_Objective:_
Find the lines holding the string "went" in the data, then copy all of them.

_Record excerpts:_
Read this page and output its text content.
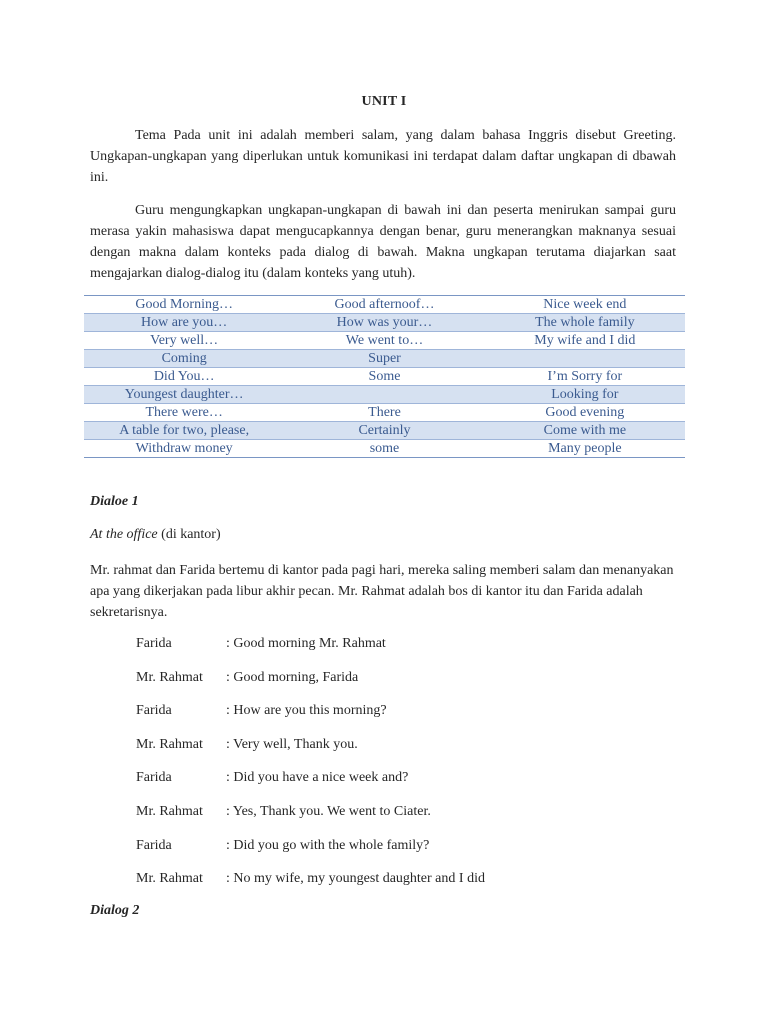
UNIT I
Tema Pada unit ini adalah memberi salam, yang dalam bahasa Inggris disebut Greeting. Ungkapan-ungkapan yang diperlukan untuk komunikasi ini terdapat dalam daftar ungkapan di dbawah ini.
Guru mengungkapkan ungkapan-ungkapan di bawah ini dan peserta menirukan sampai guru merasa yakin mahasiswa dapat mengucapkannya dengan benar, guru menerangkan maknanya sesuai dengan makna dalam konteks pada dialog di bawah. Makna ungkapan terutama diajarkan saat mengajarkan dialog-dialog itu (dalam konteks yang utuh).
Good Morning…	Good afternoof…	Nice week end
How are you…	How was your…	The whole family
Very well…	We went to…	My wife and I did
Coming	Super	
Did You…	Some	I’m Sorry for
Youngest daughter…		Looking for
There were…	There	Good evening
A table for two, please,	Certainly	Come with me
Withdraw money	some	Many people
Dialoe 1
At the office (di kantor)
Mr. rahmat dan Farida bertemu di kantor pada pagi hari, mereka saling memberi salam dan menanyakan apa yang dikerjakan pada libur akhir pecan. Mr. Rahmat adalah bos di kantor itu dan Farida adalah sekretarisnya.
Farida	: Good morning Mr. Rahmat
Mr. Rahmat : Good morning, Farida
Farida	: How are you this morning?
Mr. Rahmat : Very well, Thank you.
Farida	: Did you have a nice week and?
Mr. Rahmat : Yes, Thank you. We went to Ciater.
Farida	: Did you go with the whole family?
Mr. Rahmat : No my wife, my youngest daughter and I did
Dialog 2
...
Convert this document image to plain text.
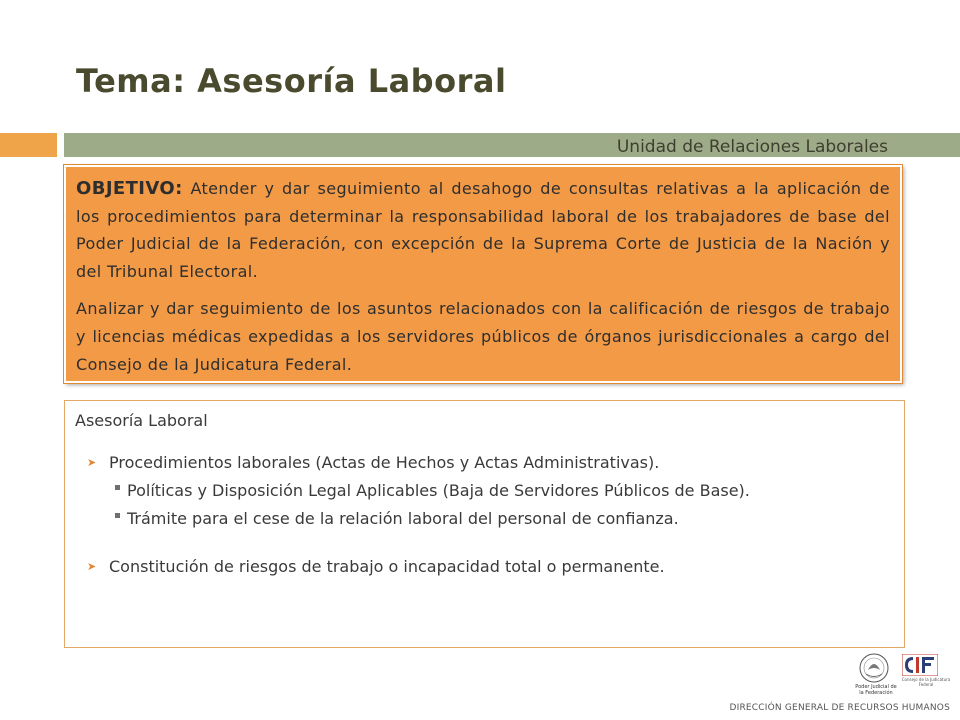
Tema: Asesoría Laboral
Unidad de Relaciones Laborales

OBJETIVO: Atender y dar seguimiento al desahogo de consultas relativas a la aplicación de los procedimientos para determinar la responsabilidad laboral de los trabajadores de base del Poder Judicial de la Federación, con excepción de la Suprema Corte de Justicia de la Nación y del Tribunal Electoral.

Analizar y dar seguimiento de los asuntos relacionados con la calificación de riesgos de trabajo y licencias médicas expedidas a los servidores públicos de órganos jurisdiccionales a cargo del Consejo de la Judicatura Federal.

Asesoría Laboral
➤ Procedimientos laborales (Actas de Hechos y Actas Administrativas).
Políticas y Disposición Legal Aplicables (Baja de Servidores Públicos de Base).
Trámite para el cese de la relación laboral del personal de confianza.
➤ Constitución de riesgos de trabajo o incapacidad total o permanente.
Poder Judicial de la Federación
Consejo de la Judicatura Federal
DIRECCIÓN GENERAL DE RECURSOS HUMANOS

_Complete response:_
Very well…	We went to…	My wife and I did
Mr. Rahmat : Yes, Thank you. We went to Ciater.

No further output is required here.